▶ _Written instruction_: Report the count of lines below that include "JSON", without any other text.

Stored items
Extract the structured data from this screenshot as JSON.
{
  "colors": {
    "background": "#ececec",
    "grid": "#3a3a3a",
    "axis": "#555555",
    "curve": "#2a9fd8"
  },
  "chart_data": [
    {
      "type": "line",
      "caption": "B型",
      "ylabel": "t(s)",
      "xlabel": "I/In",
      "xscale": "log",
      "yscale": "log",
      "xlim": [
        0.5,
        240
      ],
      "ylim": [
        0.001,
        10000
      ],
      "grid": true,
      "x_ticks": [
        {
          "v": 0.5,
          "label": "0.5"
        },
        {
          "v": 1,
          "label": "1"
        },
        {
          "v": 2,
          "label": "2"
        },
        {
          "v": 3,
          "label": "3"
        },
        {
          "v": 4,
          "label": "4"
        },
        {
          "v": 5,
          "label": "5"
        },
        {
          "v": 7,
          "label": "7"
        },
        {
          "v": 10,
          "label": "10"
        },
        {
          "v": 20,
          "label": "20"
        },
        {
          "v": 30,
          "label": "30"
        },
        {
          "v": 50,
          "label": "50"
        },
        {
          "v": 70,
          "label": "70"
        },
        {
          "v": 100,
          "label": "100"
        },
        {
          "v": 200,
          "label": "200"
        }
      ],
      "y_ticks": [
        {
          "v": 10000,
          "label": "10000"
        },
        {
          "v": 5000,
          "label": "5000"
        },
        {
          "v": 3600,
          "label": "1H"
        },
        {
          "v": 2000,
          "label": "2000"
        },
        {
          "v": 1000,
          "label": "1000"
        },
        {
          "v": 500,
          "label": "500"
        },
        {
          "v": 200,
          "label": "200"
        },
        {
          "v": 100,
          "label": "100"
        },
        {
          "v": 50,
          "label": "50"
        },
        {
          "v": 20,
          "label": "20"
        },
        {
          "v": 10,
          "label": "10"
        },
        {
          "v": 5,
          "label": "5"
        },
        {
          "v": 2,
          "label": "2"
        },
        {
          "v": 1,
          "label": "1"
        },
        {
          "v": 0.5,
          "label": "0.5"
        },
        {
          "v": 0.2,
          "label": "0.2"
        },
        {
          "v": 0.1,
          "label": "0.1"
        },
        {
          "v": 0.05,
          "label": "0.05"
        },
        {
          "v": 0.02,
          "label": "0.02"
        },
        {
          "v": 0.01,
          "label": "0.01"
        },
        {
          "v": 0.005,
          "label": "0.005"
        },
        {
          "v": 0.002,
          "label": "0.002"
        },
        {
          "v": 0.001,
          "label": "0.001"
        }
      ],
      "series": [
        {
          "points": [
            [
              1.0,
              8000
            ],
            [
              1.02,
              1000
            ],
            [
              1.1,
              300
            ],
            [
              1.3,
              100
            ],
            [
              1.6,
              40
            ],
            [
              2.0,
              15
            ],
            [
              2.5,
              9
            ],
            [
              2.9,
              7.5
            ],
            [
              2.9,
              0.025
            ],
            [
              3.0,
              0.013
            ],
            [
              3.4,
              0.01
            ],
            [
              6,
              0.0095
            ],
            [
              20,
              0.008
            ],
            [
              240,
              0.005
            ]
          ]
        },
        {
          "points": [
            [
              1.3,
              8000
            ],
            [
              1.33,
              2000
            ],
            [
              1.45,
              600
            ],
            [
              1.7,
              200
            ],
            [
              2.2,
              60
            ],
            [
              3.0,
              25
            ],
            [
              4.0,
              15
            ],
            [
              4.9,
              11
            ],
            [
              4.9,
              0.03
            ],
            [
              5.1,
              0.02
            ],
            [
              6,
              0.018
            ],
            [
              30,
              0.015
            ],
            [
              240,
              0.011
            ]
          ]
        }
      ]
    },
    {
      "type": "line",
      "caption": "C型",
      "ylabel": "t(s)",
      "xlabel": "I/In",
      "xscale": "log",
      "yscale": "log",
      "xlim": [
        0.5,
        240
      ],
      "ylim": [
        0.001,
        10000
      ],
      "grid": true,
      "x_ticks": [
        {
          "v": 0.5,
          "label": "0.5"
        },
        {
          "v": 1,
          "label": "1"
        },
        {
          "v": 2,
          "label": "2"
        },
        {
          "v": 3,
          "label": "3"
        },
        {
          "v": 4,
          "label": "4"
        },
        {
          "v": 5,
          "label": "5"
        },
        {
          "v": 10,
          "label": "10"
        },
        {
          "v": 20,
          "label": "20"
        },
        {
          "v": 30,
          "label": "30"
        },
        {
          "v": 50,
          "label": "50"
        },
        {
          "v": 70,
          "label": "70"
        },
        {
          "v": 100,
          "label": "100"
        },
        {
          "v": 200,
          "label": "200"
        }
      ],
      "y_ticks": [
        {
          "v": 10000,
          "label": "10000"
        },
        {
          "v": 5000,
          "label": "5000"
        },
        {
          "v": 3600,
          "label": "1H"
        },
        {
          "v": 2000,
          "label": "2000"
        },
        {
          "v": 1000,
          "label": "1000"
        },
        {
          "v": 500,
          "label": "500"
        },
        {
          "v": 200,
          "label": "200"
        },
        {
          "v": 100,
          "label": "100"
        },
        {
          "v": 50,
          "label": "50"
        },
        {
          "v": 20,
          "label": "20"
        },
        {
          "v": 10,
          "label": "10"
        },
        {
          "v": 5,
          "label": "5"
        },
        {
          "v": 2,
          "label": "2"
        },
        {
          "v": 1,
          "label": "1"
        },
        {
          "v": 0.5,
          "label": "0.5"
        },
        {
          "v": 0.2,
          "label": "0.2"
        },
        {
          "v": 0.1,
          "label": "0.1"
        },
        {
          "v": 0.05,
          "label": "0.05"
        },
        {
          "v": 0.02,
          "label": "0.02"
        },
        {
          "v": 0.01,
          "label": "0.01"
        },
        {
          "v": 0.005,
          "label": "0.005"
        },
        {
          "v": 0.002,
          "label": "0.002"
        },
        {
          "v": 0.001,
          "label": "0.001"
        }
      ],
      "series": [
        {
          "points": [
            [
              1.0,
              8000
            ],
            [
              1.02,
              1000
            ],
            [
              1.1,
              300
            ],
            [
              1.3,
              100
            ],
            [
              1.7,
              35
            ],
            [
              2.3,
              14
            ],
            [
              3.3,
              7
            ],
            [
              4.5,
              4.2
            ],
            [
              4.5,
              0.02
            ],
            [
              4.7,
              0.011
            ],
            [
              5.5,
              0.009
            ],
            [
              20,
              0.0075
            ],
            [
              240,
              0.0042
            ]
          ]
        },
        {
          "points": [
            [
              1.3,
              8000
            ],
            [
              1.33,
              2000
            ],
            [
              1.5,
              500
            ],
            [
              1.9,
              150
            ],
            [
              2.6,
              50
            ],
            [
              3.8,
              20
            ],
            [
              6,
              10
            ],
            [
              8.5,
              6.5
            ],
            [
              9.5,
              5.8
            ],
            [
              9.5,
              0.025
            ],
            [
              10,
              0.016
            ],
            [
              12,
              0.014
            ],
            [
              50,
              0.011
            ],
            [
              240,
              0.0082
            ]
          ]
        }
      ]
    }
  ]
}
---
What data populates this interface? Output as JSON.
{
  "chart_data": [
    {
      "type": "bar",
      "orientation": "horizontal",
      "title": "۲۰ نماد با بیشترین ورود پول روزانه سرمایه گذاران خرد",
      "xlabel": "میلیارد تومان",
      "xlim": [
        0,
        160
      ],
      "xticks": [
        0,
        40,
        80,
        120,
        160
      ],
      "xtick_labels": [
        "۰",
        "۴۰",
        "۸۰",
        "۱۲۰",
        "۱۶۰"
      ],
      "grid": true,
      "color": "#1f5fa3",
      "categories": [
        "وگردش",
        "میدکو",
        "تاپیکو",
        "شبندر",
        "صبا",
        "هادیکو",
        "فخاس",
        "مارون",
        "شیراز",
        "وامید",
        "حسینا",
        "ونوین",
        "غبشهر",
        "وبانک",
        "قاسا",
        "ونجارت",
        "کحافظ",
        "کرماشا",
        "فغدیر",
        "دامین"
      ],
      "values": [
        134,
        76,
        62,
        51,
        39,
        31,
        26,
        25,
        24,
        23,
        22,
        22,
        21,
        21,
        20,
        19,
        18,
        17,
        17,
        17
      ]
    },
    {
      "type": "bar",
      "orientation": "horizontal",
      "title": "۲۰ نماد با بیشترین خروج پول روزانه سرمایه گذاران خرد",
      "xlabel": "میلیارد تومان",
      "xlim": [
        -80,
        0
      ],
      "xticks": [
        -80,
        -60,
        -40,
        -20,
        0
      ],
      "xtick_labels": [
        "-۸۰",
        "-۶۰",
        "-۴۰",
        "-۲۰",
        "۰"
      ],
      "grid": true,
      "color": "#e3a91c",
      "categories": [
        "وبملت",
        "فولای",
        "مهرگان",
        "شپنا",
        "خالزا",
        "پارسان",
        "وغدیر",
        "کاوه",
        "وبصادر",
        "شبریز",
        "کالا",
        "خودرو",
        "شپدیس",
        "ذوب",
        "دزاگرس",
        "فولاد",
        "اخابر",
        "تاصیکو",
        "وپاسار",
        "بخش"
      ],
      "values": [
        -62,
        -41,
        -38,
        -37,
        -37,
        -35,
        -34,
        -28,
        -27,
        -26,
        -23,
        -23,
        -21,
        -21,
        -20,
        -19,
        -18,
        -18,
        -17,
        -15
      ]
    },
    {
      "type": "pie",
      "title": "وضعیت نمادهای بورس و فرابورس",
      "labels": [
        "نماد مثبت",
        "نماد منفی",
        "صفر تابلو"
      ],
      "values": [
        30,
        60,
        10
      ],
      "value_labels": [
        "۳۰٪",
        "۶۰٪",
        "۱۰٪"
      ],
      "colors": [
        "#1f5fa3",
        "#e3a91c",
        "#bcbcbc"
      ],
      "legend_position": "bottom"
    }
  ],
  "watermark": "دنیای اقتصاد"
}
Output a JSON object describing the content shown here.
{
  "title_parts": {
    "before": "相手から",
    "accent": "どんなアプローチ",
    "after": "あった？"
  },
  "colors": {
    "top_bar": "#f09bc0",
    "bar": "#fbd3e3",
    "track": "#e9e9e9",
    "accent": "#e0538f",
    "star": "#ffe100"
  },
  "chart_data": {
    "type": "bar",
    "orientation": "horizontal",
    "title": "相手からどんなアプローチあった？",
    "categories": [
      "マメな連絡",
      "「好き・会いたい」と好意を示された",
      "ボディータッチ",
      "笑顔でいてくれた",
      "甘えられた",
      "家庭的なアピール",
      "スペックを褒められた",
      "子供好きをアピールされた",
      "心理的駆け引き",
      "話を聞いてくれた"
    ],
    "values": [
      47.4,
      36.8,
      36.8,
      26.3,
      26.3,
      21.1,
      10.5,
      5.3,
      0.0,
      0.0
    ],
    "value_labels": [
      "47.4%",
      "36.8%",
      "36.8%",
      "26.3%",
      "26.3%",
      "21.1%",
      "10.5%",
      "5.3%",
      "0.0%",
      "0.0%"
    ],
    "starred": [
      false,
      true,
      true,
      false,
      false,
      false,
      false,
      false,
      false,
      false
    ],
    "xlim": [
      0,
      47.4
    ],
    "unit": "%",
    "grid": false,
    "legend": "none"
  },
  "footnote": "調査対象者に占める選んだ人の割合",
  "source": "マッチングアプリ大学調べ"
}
* * *
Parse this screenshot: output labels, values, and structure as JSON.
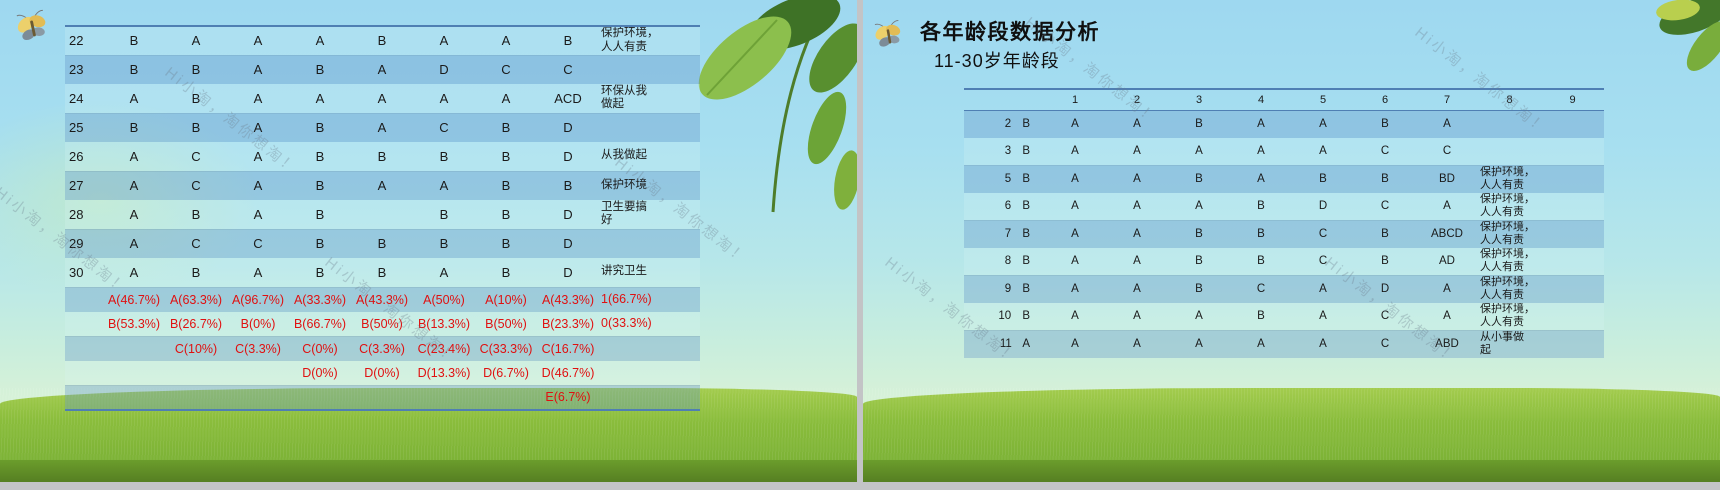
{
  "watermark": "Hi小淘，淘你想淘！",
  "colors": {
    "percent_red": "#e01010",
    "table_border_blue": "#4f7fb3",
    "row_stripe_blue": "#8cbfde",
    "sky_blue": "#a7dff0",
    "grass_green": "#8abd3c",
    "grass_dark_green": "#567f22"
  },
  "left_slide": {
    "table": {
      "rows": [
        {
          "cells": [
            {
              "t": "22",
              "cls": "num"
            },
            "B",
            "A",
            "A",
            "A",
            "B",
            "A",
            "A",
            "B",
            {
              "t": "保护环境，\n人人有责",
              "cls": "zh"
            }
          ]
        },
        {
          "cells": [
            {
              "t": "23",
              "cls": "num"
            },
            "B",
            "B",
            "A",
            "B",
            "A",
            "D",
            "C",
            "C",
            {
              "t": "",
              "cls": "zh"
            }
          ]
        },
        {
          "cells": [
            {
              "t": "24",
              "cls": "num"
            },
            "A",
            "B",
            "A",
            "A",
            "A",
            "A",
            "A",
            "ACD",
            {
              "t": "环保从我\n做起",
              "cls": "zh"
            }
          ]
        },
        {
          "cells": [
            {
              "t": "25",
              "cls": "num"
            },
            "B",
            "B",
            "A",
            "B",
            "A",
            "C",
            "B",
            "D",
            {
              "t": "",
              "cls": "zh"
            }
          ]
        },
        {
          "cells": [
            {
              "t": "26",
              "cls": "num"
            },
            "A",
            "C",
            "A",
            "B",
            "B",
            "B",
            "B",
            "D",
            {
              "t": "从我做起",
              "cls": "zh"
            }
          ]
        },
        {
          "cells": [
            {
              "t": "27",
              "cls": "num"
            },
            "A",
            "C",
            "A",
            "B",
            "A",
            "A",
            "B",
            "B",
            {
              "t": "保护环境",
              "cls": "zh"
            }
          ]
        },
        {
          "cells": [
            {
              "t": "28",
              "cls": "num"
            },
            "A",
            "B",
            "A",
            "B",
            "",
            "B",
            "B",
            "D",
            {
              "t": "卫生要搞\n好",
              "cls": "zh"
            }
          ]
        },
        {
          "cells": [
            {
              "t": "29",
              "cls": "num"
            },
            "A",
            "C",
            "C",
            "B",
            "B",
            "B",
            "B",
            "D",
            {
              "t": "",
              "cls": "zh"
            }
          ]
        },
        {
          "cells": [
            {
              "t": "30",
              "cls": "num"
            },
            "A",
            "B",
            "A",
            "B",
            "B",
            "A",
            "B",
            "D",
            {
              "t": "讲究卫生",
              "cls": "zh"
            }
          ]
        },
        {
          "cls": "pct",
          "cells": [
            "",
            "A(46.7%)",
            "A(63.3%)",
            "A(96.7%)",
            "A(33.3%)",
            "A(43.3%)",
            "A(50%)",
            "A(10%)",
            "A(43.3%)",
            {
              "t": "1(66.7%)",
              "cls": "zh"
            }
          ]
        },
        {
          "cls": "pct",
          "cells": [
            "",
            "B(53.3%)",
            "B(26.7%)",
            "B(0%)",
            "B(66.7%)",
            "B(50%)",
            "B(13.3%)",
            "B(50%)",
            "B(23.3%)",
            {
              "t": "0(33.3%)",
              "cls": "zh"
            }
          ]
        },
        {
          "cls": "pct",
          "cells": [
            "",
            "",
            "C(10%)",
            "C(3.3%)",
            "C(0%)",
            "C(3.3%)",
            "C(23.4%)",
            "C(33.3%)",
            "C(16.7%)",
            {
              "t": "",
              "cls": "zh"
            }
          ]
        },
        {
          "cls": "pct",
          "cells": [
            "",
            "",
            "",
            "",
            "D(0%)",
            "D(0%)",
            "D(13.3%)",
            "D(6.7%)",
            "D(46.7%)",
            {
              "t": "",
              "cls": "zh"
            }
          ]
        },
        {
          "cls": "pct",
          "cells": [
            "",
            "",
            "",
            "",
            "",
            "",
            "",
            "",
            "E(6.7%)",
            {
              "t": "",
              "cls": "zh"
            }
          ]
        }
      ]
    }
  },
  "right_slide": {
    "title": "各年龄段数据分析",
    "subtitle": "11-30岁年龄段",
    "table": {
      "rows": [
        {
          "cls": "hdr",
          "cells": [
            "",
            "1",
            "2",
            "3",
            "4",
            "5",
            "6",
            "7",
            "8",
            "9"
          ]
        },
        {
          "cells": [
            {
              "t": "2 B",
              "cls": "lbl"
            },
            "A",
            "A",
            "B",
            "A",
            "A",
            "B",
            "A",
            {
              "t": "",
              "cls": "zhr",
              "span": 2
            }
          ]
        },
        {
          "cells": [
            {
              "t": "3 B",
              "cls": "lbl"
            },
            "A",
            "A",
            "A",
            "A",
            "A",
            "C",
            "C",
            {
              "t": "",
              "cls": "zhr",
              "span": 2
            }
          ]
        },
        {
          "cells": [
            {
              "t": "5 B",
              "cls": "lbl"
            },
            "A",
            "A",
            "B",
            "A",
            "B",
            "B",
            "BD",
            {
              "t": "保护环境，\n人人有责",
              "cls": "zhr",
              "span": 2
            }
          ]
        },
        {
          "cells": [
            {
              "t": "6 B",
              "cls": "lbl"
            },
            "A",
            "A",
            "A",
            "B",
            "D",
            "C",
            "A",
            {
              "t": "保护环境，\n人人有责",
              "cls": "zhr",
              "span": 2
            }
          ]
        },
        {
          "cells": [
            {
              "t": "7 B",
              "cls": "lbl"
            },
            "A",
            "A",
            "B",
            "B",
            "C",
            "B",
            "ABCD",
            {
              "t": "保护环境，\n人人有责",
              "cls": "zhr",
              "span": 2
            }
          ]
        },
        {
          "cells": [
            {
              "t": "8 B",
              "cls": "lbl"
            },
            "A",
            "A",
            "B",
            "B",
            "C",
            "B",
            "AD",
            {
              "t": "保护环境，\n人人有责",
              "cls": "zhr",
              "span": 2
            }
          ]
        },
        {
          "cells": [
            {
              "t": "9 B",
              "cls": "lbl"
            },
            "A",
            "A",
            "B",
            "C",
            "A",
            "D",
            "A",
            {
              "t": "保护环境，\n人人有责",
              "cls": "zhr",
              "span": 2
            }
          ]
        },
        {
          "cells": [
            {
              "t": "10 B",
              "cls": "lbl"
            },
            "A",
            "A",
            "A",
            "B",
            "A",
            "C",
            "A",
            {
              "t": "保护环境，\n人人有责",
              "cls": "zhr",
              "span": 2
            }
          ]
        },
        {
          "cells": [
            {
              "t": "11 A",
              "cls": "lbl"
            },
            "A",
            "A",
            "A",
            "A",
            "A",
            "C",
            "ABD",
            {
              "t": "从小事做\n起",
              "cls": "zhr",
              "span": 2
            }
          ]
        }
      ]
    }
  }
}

▶ _Output for this exercise_: 4